[WORK TO DO] Look through the lines and report how many include the word "JSON", giving nothing but the number.

[AVAILABLE RECORDS]
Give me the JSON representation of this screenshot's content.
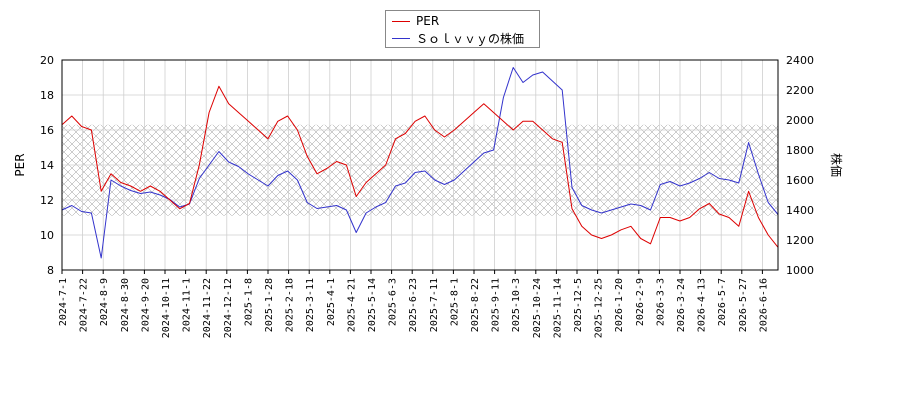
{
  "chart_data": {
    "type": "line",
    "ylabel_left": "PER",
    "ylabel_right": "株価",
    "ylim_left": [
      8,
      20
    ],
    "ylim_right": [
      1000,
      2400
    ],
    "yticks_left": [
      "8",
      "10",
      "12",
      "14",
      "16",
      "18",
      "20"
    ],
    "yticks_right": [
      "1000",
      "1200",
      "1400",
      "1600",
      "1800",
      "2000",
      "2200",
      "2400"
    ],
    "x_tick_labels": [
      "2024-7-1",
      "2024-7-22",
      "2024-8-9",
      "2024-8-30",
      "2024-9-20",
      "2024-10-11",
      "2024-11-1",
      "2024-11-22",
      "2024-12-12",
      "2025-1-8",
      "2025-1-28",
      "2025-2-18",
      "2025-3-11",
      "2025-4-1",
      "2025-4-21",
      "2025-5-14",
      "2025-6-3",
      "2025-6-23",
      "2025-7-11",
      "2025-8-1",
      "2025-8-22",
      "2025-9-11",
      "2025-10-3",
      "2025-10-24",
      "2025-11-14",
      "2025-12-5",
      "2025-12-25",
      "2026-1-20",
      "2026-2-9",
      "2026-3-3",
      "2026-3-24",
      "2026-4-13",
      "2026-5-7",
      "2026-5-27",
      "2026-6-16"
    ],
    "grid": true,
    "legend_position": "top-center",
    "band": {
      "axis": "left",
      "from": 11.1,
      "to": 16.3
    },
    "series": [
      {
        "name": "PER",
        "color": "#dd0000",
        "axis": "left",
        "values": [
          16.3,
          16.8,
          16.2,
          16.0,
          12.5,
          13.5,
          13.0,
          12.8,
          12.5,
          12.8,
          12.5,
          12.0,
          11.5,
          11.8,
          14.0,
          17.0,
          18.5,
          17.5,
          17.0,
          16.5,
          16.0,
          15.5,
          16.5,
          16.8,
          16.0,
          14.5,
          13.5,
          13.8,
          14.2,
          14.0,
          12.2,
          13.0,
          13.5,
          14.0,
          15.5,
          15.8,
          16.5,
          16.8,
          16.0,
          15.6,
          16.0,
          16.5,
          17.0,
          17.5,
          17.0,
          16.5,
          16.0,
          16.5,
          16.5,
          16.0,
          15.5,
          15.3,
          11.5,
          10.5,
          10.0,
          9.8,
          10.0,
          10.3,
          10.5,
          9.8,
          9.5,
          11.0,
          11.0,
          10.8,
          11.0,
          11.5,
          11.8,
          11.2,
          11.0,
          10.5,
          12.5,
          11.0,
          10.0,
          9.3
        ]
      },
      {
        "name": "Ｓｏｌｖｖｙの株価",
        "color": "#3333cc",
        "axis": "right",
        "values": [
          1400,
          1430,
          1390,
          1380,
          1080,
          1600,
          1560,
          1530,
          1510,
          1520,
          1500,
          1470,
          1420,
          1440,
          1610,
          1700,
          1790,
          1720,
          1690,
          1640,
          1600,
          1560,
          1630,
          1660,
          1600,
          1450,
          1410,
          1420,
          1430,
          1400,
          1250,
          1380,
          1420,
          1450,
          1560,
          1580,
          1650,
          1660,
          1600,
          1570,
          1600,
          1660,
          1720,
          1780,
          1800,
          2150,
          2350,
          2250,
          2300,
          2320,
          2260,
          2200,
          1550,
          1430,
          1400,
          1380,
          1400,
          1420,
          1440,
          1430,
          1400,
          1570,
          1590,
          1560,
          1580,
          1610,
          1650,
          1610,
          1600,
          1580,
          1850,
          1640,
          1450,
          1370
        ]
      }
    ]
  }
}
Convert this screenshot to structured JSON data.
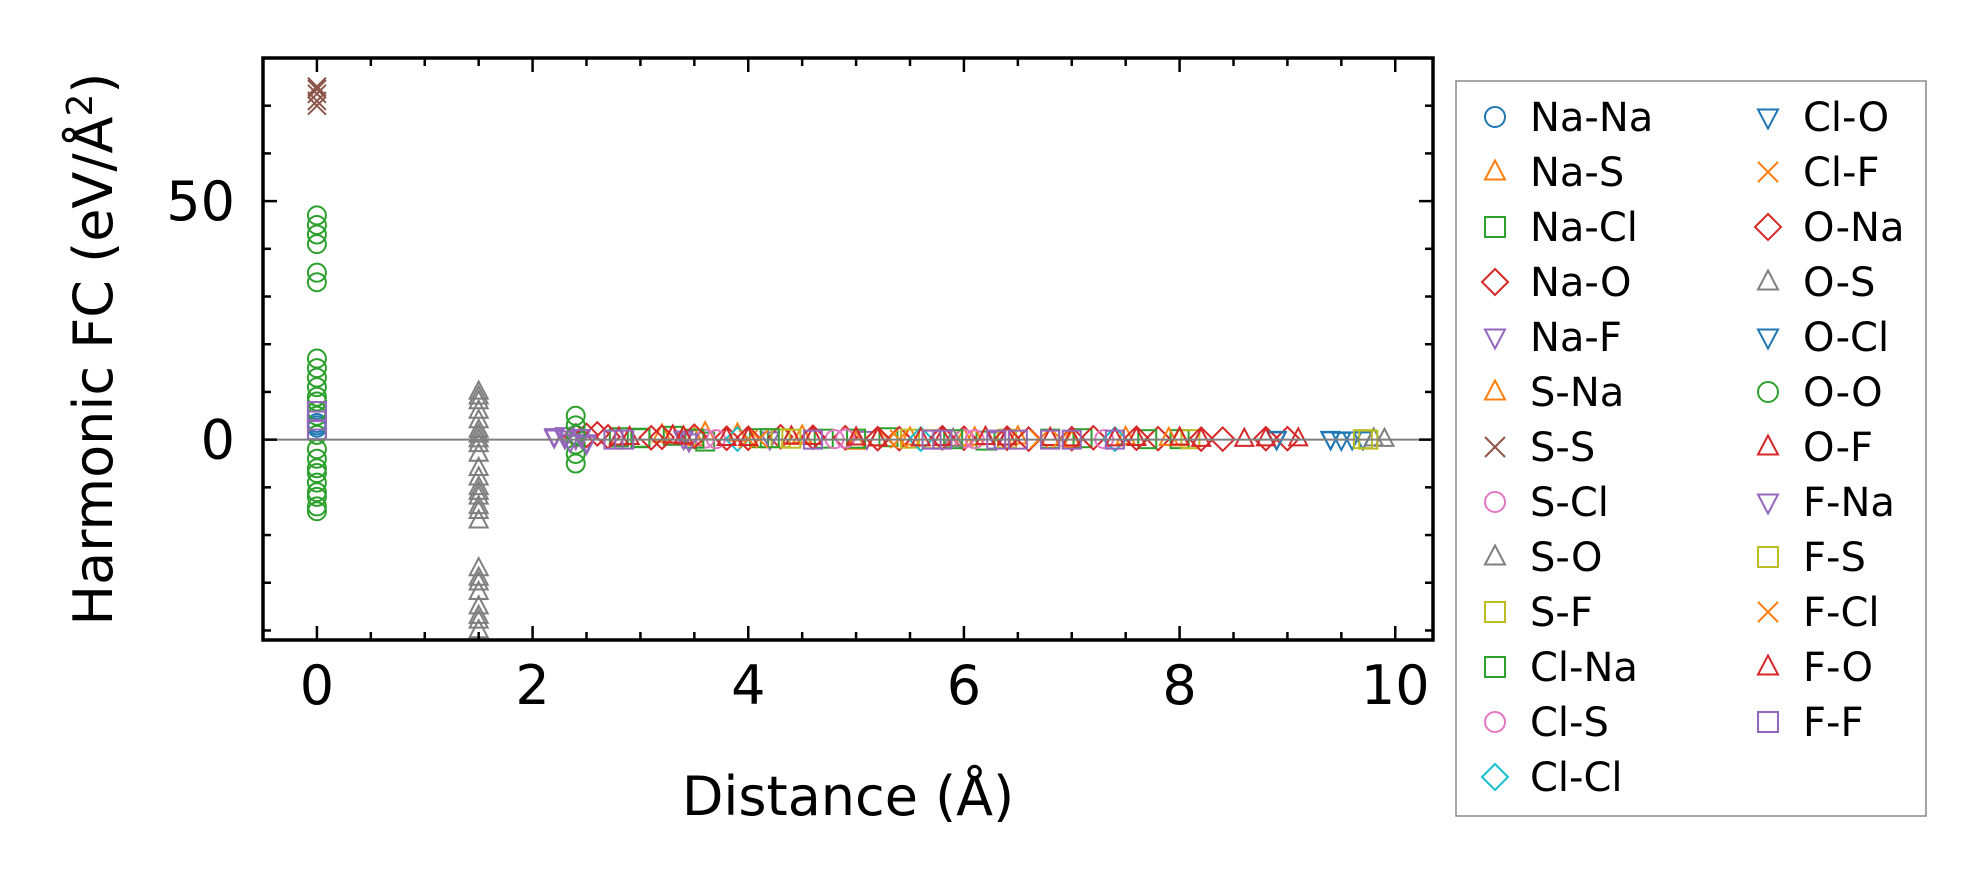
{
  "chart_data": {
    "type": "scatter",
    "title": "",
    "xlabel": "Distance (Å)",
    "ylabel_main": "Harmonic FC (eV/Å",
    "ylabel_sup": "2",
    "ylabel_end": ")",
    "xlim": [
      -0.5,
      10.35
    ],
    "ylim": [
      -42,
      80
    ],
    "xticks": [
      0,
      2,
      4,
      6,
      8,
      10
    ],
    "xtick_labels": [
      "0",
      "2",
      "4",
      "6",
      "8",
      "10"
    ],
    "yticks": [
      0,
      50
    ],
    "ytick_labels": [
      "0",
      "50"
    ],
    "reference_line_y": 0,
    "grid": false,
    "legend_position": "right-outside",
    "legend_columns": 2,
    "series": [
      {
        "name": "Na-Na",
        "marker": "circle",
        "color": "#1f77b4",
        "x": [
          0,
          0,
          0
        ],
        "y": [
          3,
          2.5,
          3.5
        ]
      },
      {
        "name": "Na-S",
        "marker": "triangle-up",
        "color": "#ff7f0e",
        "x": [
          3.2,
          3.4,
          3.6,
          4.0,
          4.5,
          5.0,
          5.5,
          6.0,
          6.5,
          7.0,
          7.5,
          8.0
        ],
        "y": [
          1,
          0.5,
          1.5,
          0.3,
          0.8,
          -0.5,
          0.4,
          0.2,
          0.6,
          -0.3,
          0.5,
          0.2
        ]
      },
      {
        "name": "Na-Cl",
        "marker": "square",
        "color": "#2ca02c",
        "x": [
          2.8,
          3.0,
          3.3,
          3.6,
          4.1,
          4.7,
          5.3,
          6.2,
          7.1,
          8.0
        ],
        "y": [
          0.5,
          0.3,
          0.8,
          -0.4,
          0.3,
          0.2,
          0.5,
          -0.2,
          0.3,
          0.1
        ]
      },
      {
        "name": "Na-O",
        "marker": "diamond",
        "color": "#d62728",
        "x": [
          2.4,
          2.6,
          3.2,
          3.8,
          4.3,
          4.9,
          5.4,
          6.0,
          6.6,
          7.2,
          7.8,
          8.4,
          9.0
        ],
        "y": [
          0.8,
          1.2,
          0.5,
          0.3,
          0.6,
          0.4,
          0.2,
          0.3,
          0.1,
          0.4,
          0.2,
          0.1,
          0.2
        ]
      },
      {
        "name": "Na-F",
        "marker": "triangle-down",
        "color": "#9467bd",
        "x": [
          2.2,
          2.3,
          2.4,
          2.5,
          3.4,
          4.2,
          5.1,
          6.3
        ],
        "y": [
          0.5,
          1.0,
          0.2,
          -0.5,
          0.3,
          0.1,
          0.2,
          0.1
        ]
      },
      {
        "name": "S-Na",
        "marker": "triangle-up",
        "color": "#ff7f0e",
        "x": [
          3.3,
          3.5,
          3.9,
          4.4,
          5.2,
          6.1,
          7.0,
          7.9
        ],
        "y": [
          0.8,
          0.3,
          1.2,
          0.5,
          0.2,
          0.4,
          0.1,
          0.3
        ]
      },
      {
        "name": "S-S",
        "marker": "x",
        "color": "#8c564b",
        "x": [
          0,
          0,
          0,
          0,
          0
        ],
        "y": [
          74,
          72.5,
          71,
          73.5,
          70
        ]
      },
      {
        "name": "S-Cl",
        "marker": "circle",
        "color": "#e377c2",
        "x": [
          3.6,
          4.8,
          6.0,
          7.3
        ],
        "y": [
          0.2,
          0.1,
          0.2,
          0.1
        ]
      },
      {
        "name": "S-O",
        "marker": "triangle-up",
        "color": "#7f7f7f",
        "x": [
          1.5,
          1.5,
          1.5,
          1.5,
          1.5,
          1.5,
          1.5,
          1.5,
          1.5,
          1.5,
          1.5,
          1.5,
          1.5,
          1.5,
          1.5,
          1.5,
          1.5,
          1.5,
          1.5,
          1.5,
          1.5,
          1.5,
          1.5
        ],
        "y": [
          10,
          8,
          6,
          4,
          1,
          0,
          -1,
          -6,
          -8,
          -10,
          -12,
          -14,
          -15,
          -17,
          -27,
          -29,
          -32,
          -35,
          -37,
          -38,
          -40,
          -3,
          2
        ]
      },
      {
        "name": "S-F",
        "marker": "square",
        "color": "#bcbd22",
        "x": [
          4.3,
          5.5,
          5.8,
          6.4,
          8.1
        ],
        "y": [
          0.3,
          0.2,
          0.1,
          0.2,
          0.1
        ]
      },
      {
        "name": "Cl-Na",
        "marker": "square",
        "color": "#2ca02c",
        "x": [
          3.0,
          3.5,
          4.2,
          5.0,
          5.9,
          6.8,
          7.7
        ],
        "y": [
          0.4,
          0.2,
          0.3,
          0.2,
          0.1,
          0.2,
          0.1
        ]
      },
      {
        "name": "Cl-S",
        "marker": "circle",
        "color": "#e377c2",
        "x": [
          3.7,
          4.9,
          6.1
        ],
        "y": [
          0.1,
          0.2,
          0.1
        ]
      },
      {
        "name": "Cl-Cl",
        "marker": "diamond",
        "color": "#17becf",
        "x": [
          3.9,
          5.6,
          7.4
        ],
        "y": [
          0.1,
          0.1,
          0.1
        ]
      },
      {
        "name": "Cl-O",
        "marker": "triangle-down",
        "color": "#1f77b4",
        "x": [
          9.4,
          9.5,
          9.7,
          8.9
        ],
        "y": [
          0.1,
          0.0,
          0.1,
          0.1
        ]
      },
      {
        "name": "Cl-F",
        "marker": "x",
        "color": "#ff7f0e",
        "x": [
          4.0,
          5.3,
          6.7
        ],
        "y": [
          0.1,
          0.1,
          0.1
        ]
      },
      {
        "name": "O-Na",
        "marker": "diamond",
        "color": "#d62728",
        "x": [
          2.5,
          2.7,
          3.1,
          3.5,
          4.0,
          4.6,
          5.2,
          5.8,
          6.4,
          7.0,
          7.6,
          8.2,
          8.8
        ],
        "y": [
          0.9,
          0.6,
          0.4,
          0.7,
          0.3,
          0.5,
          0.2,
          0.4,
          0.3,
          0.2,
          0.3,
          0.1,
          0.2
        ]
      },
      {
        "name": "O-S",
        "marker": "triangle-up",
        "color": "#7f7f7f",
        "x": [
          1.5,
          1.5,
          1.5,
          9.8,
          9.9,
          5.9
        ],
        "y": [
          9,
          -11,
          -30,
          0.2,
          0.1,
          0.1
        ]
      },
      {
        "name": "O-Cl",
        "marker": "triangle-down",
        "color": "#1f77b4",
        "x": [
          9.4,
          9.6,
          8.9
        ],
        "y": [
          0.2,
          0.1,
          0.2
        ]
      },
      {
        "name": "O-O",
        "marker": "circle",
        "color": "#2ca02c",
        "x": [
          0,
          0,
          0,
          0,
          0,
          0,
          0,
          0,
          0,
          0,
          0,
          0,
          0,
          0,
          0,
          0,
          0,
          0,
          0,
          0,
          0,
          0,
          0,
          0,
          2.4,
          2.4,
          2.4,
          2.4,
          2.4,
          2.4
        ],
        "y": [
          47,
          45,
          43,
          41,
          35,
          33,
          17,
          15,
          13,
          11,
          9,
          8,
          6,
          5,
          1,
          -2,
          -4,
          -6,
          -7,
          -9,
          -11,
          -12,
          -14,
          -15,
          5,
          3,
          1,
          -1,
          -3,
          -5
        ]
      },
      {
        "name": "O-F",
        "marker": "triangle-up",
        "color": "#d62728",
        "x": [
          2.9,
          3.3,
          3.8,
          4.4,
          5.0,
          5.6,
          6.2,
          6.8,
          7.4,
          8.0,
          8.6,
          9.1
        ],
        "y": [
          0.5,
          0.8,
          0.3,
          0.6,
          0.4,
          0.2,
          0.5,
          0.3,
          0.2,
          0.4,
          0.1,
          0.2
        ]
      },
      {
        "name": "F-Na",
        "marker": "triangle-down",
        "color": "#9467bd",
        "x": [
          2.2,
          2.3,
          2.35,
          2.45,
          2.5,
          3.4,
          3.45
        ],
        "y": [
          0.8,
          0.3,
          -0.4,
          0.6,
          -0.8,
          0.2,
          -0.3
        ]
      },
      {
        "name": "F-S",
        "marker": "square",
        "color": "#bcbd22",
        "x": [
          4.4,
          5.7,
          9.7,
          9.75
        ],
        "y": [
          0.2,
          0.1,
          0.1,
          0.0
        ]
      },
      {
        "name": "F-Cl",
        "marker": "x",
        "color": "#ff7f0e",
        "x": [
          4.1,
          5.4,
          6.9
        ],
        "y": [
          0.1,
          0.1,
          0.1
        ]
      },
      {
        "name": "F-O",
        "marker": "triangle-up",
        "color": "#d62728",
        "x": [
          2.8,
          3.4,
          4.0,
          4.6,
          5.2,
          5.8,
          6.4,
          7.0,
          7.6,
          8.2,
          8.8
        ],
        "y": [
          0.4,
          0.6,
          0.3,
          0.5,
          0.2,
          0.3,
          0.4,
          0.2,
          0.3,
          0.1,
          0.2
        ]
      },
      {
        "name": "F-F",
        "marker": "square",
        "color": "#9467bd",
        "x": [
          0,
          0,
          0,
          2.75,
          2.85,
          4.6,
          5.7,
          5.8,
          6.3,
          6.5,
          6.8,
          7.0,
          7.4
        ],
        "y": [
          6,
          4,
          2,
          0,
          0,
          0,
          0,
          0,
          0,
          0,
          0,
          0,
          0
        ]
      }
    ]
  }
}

[EXERCISE SOLUTION] 2